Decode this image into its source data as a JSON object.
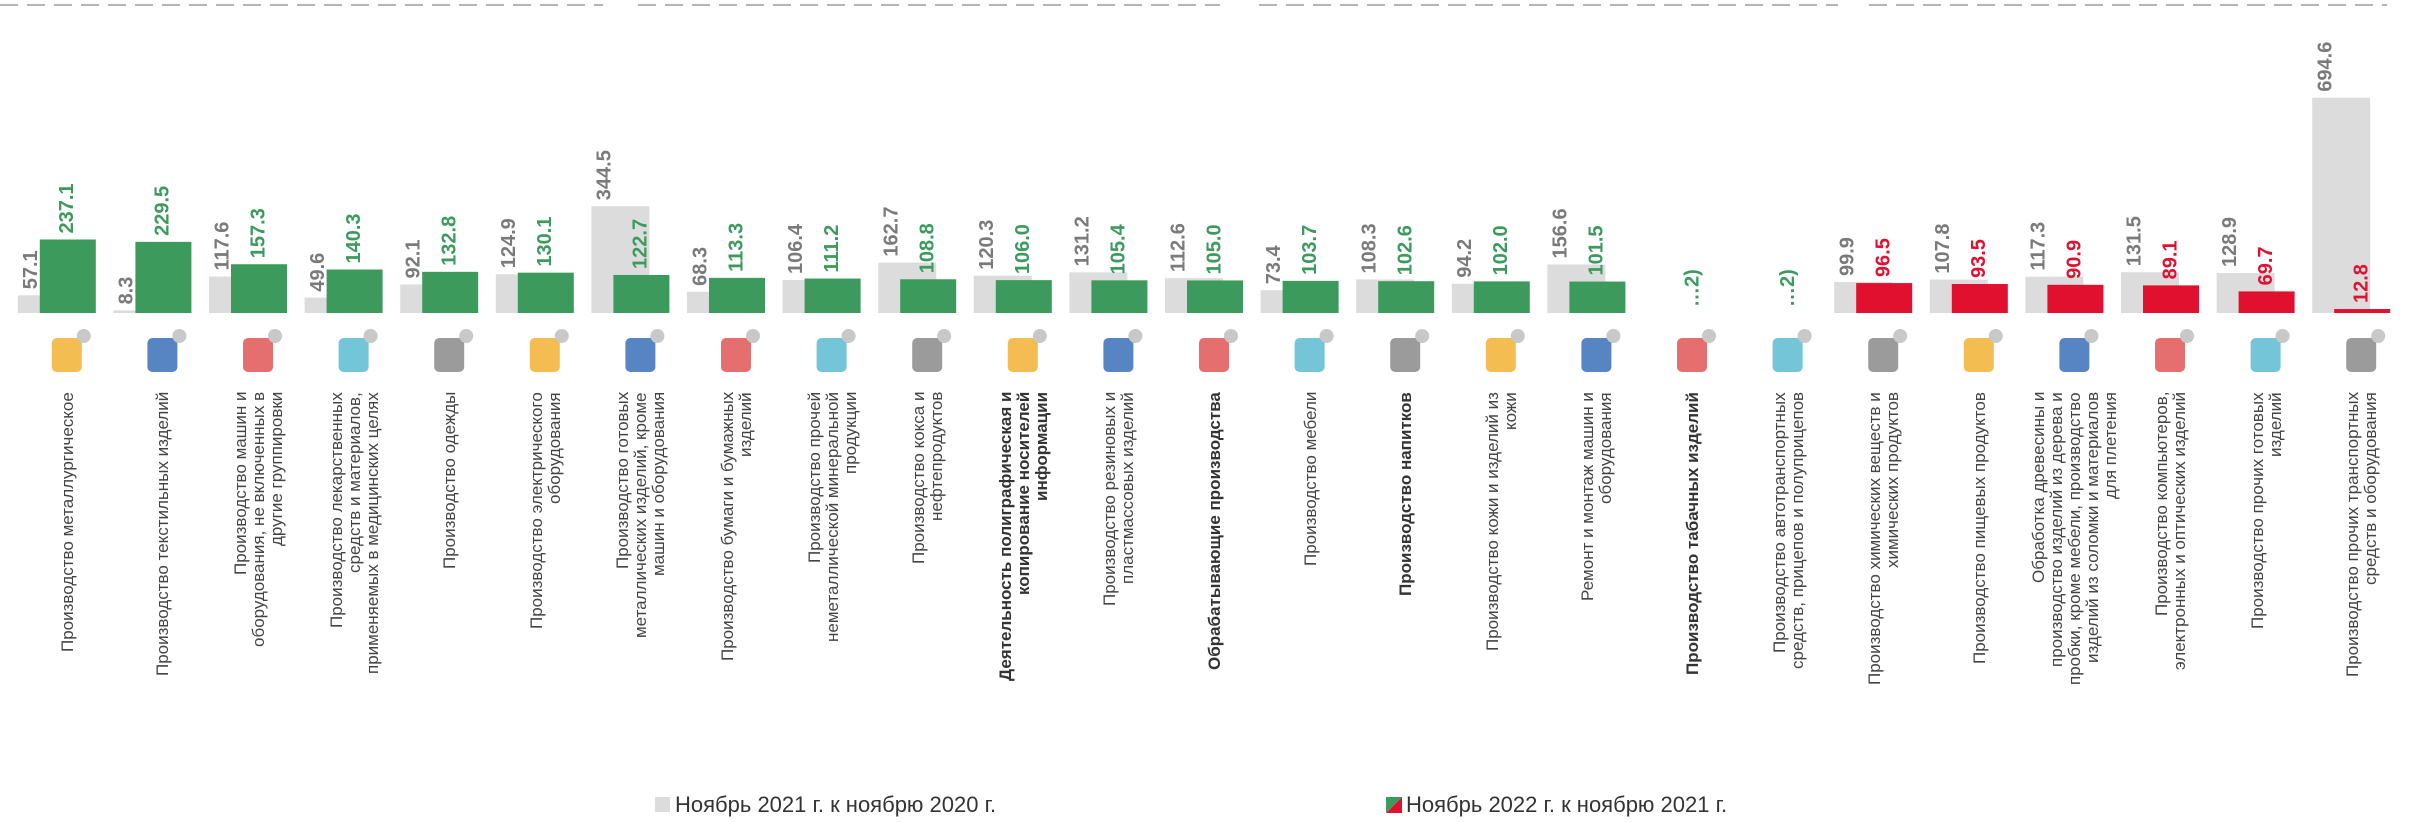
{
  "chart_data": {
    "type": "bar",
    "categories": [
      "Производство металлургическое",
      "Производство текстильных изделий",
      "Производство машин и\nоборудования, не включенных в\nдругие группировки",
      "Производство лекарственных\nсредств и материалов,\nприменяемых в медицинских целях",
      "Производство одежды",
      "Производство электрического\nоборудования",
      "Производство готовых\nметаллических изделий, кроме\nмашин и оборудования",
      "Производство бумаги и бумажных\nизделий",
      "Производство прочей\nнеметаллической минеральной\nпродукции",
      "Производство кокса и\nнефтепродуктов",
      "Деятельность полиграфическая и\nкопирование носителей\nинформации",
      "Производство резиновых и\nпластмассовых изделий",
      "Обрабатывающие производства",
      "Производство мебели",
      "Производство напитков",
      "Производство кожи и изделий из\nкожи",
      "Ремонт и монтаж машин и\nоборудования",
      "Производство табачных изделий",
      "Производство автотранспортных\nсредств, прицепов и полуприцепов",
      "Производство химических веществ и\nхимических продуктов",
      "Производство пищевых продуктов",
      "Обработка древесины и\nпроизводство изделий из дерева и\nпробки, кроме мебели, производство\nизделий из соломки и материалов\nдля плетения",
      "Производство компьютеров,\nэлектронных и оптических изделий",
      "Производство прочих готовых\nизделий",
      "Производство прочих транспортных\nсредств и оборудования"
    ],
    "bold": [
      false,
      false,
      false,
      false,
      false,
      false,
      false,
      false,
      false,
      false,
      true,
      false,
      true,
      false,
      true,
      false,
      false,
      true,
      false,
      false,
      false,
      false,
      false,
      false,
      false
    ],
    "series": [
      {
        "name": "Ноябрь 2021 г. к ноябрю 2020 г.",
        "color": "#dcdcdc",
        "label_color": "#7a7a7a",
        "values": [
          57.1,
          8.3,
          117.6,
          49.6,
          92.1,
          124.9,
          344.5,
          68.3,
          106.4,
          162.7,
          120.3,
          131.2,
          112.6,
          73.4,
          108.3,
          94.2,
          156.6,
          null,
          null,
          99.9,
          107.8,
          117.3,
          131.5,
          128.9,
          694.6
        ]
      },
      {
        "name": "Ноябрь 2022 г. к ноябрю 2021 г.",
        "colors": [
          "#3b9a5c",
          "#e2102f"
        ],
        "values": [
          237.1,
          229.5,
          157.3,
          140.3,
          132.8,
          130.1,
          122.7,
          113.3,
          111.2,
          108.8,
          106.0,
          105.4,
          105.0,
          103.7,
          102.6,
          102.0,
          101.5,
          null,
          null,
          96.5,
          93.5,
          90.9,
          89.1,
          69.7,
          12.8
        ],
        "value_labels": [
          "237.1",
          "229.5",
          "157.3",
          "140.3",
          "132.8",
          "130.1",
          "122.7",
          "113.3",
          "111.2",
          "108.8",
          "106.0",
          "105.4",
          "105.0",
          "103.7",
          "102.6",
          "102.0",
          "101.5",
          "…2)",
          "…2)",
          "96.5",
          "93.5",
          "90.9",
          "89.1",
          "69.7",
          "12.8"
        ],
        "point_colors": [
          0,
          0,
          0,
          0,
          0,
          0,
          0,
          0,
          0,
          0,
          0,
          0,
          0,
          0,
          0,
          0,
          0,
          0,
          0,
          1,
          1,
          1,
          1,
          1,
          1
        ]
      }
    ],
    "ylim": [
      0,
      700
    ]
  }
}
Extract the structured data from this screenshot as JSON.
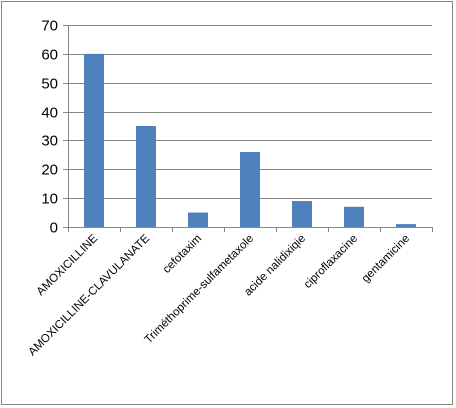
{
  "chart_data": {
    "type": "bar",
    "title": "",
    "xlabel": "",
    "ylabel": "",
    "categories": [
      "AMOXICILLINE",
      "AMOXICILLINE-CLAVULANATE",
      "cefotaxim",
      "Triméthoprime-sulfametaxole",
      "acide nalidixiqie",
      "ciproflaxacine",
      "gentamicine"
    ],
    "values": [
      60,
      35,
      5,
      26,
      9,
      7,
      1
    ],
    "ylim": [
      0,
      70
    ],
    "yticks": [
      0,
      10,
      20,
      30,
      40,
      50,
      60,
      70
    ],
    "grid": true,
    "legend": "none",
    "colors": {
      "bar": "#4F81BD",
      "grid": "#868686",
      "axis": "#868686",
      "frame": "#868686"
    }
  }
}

What the task requires – Quote each line of the listing exactly, but leave the pictures out.

Exercise response –
Decode this image into its source data as a JSON object.
{
  "chart_data": {
    "type": "bar",
    "categories": [
      "Производство металлургическое",
      "Производство текстильных изделий",
      "Производство машин и\nоборудования, не включенных в\nдругие группировки",
      "Производство лекарственных\nсредств и материалов,\nприменяемых в медицинских целях",
      "Производство одежды",
      "Производство электрического\nоборудования",
      "Производство готовых\nметаллических изделий, кроме\nмашин и оборудования",
      "Производство бумаги и бумажных\nизделий",
      "Производство прочей\nнеметаллической минеральной\nпродукции",
      "Производство кокса и\nнефтепродуктов",
      "Деятельность полиграфическая и\nкопирование носителей\nинформации",
      "Производство резиновых и\nпластмассовых изделий",
      "Обрабатывающие производства",
      "Производство мебели",
      "Производство напитков",
      "Производство кожи и изделий из\nкожи",
      "Ремонт и монтаж машин и\nоборудования",
      "Производство табачных изделий",
      "Производство автотранспортных\nсредств, прицепов и полуприцепов",
      "Производство химических веществ и\nхимических продуктов",
      "Производство пищевых продуктов",
      "Обработка древесины и\nпроизводство изделий из дерева и\nпробки, кроме мебели, производство\nизделий из соломки и материалов\nдля плетения",
      "Производство компьютеров,\nэлектронных и оптических изделий",
      "Производство прочих готовых\nизделий",
      "Производство прочих транспортных\nсредств и оборудования"
    ],
    "bold": [
      false,
      false,
      false,
      false,
      false,
      false,
      false,
      false,
      false,
      false,
      true,
      false,
      true,
      false,
      true,
      false,
      false,
      true,
      false,
      false,
      false,
      false,
      false,
      false,
      false
    ],
    "series": [
      {
        "name": "Ноябрь 2021 г. к ноябрю 2020 г.",
        "color": "#dcdcdc",
        "label_color": "#7a7a7a",
        "values": [
          57.1,
          8.3,
          117.6,
          49.6,
          92.1,
          124.9,
          344.5,
          68.3,
          106.4,
          162.7,
          120.3,
          131.2,
          112.6,
          73.4,
          108.3,
          94.2,
          156.6,
          null,
          null,
          99.9,
          107.8,
          117.3,
          131.5,
          128.9,
          694.6
        ]
      },
      {
        "name": "Ноябрь 2022 г. к ноябрю 2021 г.",
        "colors": [
          "#3b9a5c",
          "#e2102f"
        ],
        "values": [
          237.1,
          229.5,
          157.3,
          140.3,
          132.8,
          130.1,
          122.7,
          113.3,
          111.2,
          108.8,
          106.0,
          105.4,
          105.0,
          103.7,
          102.6,
          102.0,
          101.5,
          null,
          null,
          96.5,
          93.5,
          90.9,
          89.1,
          69.7,
          12.8
        ],
        "value_labels": [
          "237.1",
          "229.5",
          "157.3",
          "140.3",
          "132.8",
          "130.1",
          "122.7",
          "113.3",
          "111.2",
          "108.8",
          "106.0",
          "105.4",
          "105.0",
          "103.7",
          "102.6",
          "102.0",
          "101.5",
          "…2)",
          "…2)",
          "96.5",
          "93.5",
          "90.9",
          "89.1",
          "69.7",
          "12.8"
        ],
        "point_colors": [
          0,
          0,
          0,
          0,
          0,
          0,
          0,
          0,
          0,
          0,
          0,
          0,
          0,
          0,
          0,
          0,
          0,
          0,
          0,
          1,
          1,
          1,
          1,
          1,
          1
        ]
      }
    ],
    "ylim": [
      0,
      700
    ]
  }
}
Extract the structured data from this screenshot as JSON.
{
  "chart_data": {
    "type": "bar",
    "title": "",
    "xlabel": "",
    "ylabel": "",
    "categories": [
      "AMOXICILLINE",
      "AMOXICILLINE-CLAVULANATE",
      "cefotaxim",
      "Triméthoprime-sulfametaxole",
      "acide nalidixiqie",
      "ciproflaxacine",
      "gentamicine"
    ],
    "values": [
      60,
      35,
      5,
      26,
      9,
      7,
      1
    ],
    "ylim": [
      0,
      70
    ],
    "yticks": [
      0,
      10,
      20,
      30,
      40,
      50,
      60,
      70
    ],
    "grid": true,
    "legend": "none",
    "colors": {
      "bar": "#4F81BD",
      "grid": "#868686",
      "axis": "#868686",
      "frame": "#868686"
    }
  }
}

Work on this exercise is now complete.